## BEGIN Items
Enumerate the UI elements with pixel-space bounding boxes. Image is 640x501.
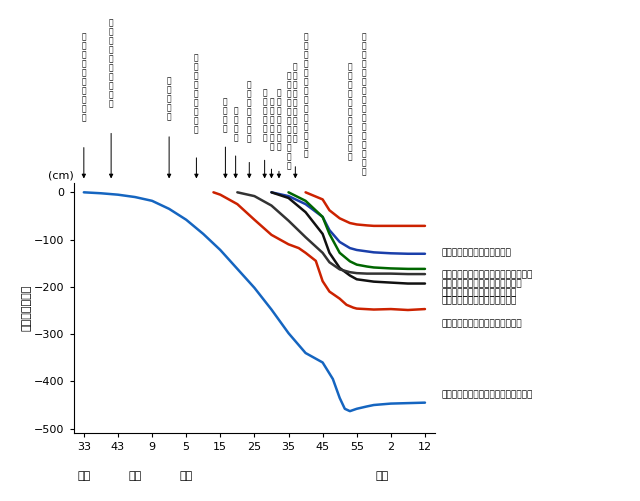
Text: 筑後・佐賀平野（佐賀県白石町横手）: 筑後・佐賀平野（佐賀県白石町横手） [442, 271, 533, 279]
Text: 濃尾平野（三重県長島町白鶴）: 濃尾平野（三重県長島町白鶴） [442, 289, 517, 298]
Text: 関東平野（東京都江東区亀戸７丁目）: 関東平野（東京都江東区亀戸７丁目） [442, 390, 533, 399]
Text: カ
ス
リ
ン
台
風: カ ス リ ン 台 風 [262, 89, 267, 143]
Text: 各
地
で
深
井
戸
掘
始
ま
る: 各 地 で 深 井 戸 掘 始 ま る [109, 18, 113, 108]
Text: 大
平
洋
戦
争
発
表: 大 平 洋 戦 争 発 表 [247, 80, 252, 143]
Text: 筑
後
・
佐
賀
平
野
防
止
等
対
策
要
綱
策
定: 筑 後 ・ 佐 賀 平 野 防 止 等 対 策 要 綱 策 定 [361, 32, 366, 176]
Text: 和
達
発
表: 和 達 発 表 [234, 107, 238, 143]
Text: 明治: 明治 [77, 471, 90, 481]
Text: 平成: 平成 [376, 471, 389, 481]
Text: 新潟平野（新潟県新潟市坂井）: 新潟平野（新潟県新潟市坂井） [442, 297, 517, 306]
Text: 大阪平野（大阪市西淡川区百島）: 大阪平野（大阪市西淡川区百島） [442, 320, 522, 328]
Text: 地
盤
沈
下
確
認
さ
れ
る: 地 盤 沈 下 確 認 さ れ る [194, 54, 199, 134]
Y-axis label: 累積地盤沈下量: 累積地盤沈下量 [21, 285, 31, 331]
Text: 昭和: 昭和 [180, 471, 193, 481]
Text: 関
東
大
震
災: 関 東 大 震 災 [167, 77, 172, 121]
Text: (cm): (cm) [48, 170, 74, 180]
Text: ビ
ニ
ー
ル
用
水
台
風
法
改
正: ビ ニ ー ル 用 水 台 風 法 改 正 [286, 71, 291, 170]
Text: 室
戸
台
風: 室 戸 台 風 [223, 98, 228, 134]
Text: 環
境
庁
設
置
地
盤
沈
下
基
本
法
制
定: 環 境 庁 設 置 地 盤 沈 下 基 本 法 制 定 [303, 32, 308, 158]
Text: 大正: 大正 [129, 471, 141, 481]
Text: 工
業
用
水
法
制
定: 工 業 用 水 法 制 定 [276, 89, 281, 152]
Text: 南魚沼（新潟県六日町余川）: 南魚沼（新潟県六日町余川） [442, 248, 511, 258]
Text: 関
東
平
野
北
部
地
盤
沈
下: 関 東 平 野 北 部 地 盤 沈 下 [81, 32, 86, 122]
Text: 関東平野（埼玉県鷹宮町東大輪）: 関東平野（埼玉県鷹宮町東大輪） [442, 280, 522, 289]
Text: 濃
尾
防
止
等
対
策
要
綱
策
定: 濃 尾 防 止 等 対 策 要 綱 策 定 [348, 62, 352, 161]
Text: 公
害
対
策
基
本
法
制
定: 公 害 対 策 基 本 法 制 定 [293, 62, 298, 143]
Text: 第
二
室
戸
台
風: 第 二 室 戸 台 風 [269, 98, 274, 152]
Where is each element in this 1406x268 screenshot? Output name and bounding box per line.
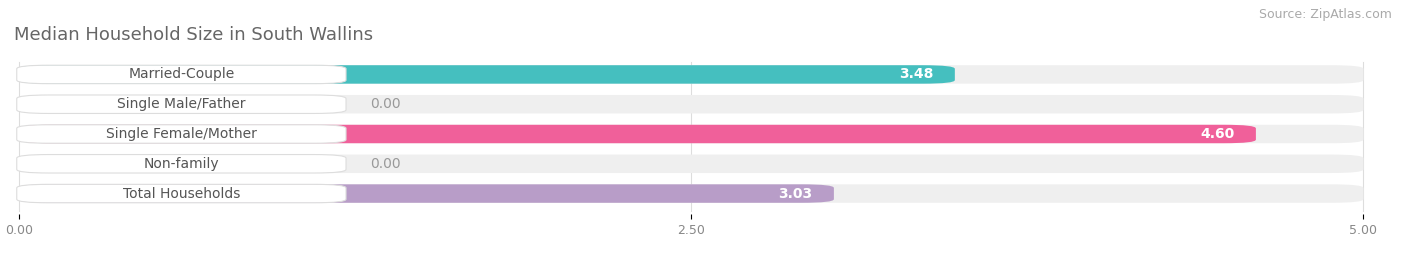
Text: Total Households: Total Households xyxy=(122,187,240,200)
FancyBboxPatch shape xyxy=(20,65,955,84)
FancyBboxPatch shape xyxy=(20,155,1364,173)
FancyBboxPatch shape xyxy=(17,95,346,113)
Text: 0.00: 0.00 xyxy=(370,157,401,171)
FancyBboxPatch shape xyxy=(20,125,1364,143)
FancyBboxPatch shape xyxy=(17,184,346,203)
FancyBboxPatch shape xyxy=(17,125,346,143)
FancyBboxPatch shape xyxy=(20,184,834,203)
Text: Single Male/Father: Single Male/Father xyxy=(117,97,246,111)
Text: 3.03: 3.03 xyxy=(779,187,813,200)
Text: Single Female/Mother: Single Female/Mother xyxy=(105,127,257,141)
FancyBboxPatch shape xyxy=(17,155,346,173)
Text: Median Household Size in South Wallins: Median Household Size in South Wallins xyxy=(14,26,373,44)
Text: Source: ZipAtlas.com: Source: ZipAtlas.com xyxy=(1258,8,1392,21)
Text: Married-Couple: Married-Couple xyxy=(128,68,235,81)
FancyBboxPatch shape xyxy=(20,125,1256,143)
Text: 4.60: 4.60 xyxy=(1201,127,1234,141)
FancyBboxPatch shape xyxy=(20,184,1364,203)
Text: 3.48: 3.48 xyxy=(898,68,934,81)
FancyBboxPatch shape xyxy=(17,65,346,84)
FancyBboxPatch shape xyxy=(20,95,1364,113)
FancyBboxPatch shape xyxy=(20,65,1364,84)
Text: 0.00: 0.00 xyxy=(370,97,401,111)
Text: Non-family: Non-family xyxy=(143,157,219,171)
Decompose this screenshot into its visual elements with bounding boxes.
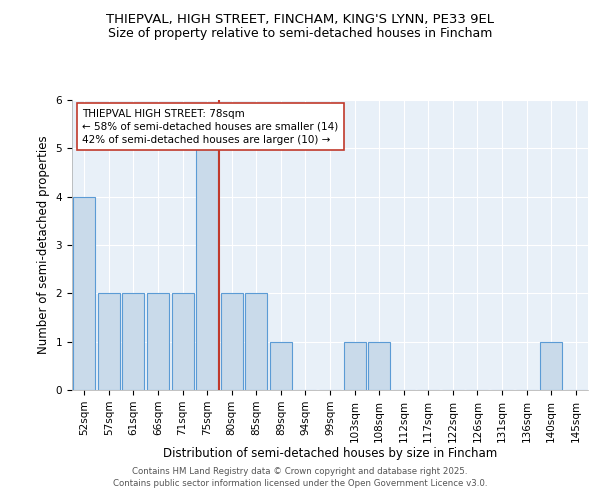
Bar (221, 294, 243, 390)
Bar (73, 196, 95, 390)
Text: THIEPVAL HIGH STREET: 78sqm
← 58% of semi-detached houses are smaller (14)
42% o: THIEPVAL HIGH STREET: 78sqm ← 58% of sem… (82, 108, 338, 145)
Bar (540, 342, 562, 390)
Y-axis label: Number of semi-detached properties: Number of semi-detached properties (37, 136, 50, 354)
Bar (147, 294, 169, 390)
Bar (172, 294, 194, 390)
Text: Contains HM Land Registry data © Crown copyright and database right 2025.
Contai: Contains HM Land Registry data © Crown c… (113, 466, 487, 487)
X-axis label: Distribution of semi-detached houses by size in Fincham: Distribution of semi-detached houses by … (163, 448, 497, 460)
Bar (270, 342, 292, 390)
Bar (196, 148, 218, 390)
Bar (368, 342, 390, 390)
Text: Size of property relative to semi-detached houses in Fincham: Size of property relative to semi-detach… (108, 28, 492, 40)
Bar (122, 294, 145, 390)
Bar (245, 294, 268, 390)
Bar (344, 342, 365, 390)
Text: THIEPVAL, HIGH STREET, FINCHAM, KING'S LYNN, PE33 9EL: THIEPVAL, HIGH STREET, FINCHAM, KING'S L… (106, 12, 494, 26)
Bar (98, 294, 120, 390)
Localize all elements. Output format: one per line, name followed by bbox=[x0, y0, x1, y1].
## END Items
Reproduce all of the data above line for line, exactly as it appears, but leave out the pictures.

> _Result of this exercise_:
Enumerate the UI elements with pixel-space bounding boxes. Image is 640x501.
Text: 筑後・佐賀平野（佐賀県白石町横手）: 筑後・佐賀平野（佐賀県白石町横手） [442, 271, 533, 279]
Text: 濃尾平野（三重県長島町白鶴）: 濃尾平野（三重県長島町白鶴） [442, 289, 517, 298]
Text: 関東平野（東京都江東区亀戸７丁目）: 関東平野（東京都江東区亀戸７丁目） [442, 390, 533, 399]
Text: カ
ス
リ
ン
台
風: カ ス リ ン 台 風 [262, 89, 267, 143]
Text: 各
地
で
深
井
戸
掘
始
ま
る: 各 地 で 深 井 戸 掘 始 ま る [109, 18, 113, 108]
Text: 大
平
洋
戦
争
発
表: 大 平 洋 戦 争 発 表 [247, 80, 252, 143]
Text: 筑
後
・
佐
賀
平
野
防
止
等
対
策
要
綱
策
定: 筑 後 ・ 佐 賀 平 野 防 止 等 対 策 要 綱 策 定 [361, 32, 366, 176]
Text: 和
達
発
表: 和 達 発 表 [234, 107, 238, 143]
Text: 明治: 明治 [77, 471, 90, 481]
Text: 平成: 平成 [376, 471, 389, 481]
Text: 新潟平野（新潟県新潟市坂井）: 新潟平野（新潟県新潟市坂井） [442, 297, 517, 306]
Text: 大阪平野（大阪市西淡川区百島）: 大阪平野（大阪市西淡川区百島） [442, 320, 522, 328]
Text: 地
盤
沈
下
確
認
さ
れ
る: 地 盤 沈 下 確 認 さ れ る [194, 54, 199, 134]
Y-axis label: 累積地盤沈下量: 累積地盤沈下量 [21, 285, 31, 331]
Text: 昭和: 昭和 [180, 471, 193, 481]
Text: 関
東
大
震
災: 関 東 大 震 災 [167, 77, 172, 121]
Text: (cm): (cm) [48, 170, 74, 180]
Text: ビ
ニ
ー
ル
用
水
台
風
法
改
正: ビ ニ ー ル 用 水 台 風 法 改 正 [286, 71, 291, 170]
Text: 室
戸
台
風: 室 戸 台 風 [223, 98, 228, 134]
Text: 環
境
庁
設
置
地
盤
沈
下
基
本
法
制
定: 環 境 庁 設 置 地 盤 沈 下 基 本 法 制 定 [303, 32, 308, 158]
Text: 大正: 大正 [129, 471, 141, 481]
Text: 工
業
用
水
法
制
定: 工 業 用 水 法 制 定 [276, 89, 281, 152]
Text: 南魚沼（新潟県六日町余川）: 南魚沼（新潟県六日町余川） [442, 248, 511, 258]
Text: 関
東
平
野
北
部
地
盤
沈
下: 関 東 平 野 北 部 地 盤 沈 下 [81, 32, 86, 122]
Text: 関東平野（埼玉県鷹宮町東大輪）: 関東平野（埼玉県鷹宮町東大輪） [442, 280, 522, 289]
Text: 濃
尾
防
止
等
対
策
要
綱
策
定: 濃 尾 防 止 等 対 策 要 綱 策 定 [348, 62, 352, 161]
Text: 公
害
対
策
基
本
法
制
定: 公 害 対 策 基 本 法 制 定 [293, 62, 298, 143]
Text: 第
二
室
戸
台
風: 第 二 室 戸 台 風 [269, 98, 274, 152]
Where is each element in this 1406x268 screenshot? Output name and bounding box per line.
Text: Total Households: Total Households xyxy=(122,187,240,200)
FancyBboxPatch shape xyxy=(20,65,955,84)
FancyBboxPatch shape xyxy=(20,155,1364,173)
FancyBboxPatch shape xyxy=(17,95,346,113)
Text: 0.00: 0.00 xyxy=(370,157,401,171)
FancyBboxPatch shape xyxy=(20,125,1364,143)
FancyBboxPatch shape xyxy=(17,184,346,203)
FancyBboxPatch shape xyxy=(17,125,346,143)
FancyBboxPatch shape xyxy=(20,184,834,203)
Text: Single Male/Father: Single Male/Father xyxy=(117,97,246,111)
Text: 3.03: 3.03 xyxy=(779,187,813,200)
Text: Single Female/Mother: Single Female/Mother xyxy=(105,127,257,141)
FancyBboxPatch shape xyxy=(17,155,346,173)
Text: Median Household Size in South Wallins: Median Household Size in South Wallins xyxy=(14,26,373,44)
Text: Source: ZipAtlas.com: Source: ZipAtlas.com xyxy=(1258,8,1392,21)
Text: Married-Couple: Married-Couple xyxy=(128,68,235,81)
FancyBboxPatch shape xyxy=(20,125,1256,143)
Text: 4.60: 4.60 xyxy=(1201,127,1234,141)
FancyBboxPatch shape xyxy=(20,184,1364,203)
Text: 3.48: 3.48 xyxy=(898,68,934,81)
FancyBboxPatch shape xyxy=(17,65,346,84)
FancyBboxPatch shape xyxy=(20,95,1364,113)
FancyBboxPatch shape xyxy=(20,65,1364,84)
Text: 0.00: 0.00 xyxy=(370,97,401,111)
Text: Non-family: Non-family xyxy=(143,157,219,171)
Decompose this screenshot into its visual elements with bounding boxes.
Bar (221, 294, 243, 390)
Bar (73, 196, 95, 390)
Text: THIEPVAL HIGH STREET: 78sqm
← 58% of semi-detached houses are smaller (14)
42% o: THIEPVAL HIGH STREET: 78sqm ← 58% of sem… (82, 108, 338, 145)
Bar (540, 342, 562, 390)
Y-axis label: Number of semi-detached properties: Number of semi-detached properties (37, 136, 50, 354)
Bar (147, 294, 169, 390)
Bar (172, 294, 194, 390)
Text: Contains HM Land Registry data © Crown copyright and database right 2025.
Contai: Contains HM Land Registry data © Crown c… (113, 466, 487, 487)
X-axis label: Distribution of semi-detached houses by size in Fincham: Distribution of semi-detached houses by … (163, 448, 497, 460)
Bar (270, 342, 292, 390)
Bar (196, 148, 218, 390)
Bar (368, 342, 390, 390)
Text: Size of property relative to semi-detached houses in Fincham: Size of property relative to semi-detach… (108, 28, 492, 40)
Bar (122, 294, 145, 390)
Bar (245, 294, 268, 390)
Bar (344, 342, 365, 390)
Text: THIEPVAL, HIGH STREET, FINCHAM, KING'S LYNN, PE33 9EL: THIEPVAL, HIGH STREET, FINCHAM, KING'S L… (106, 12, 494, 26)
Bar (98, 294, 120, 390)
Localize all elements. Output format: one per line, name followed by bbox=[x0, y0, x1, y1].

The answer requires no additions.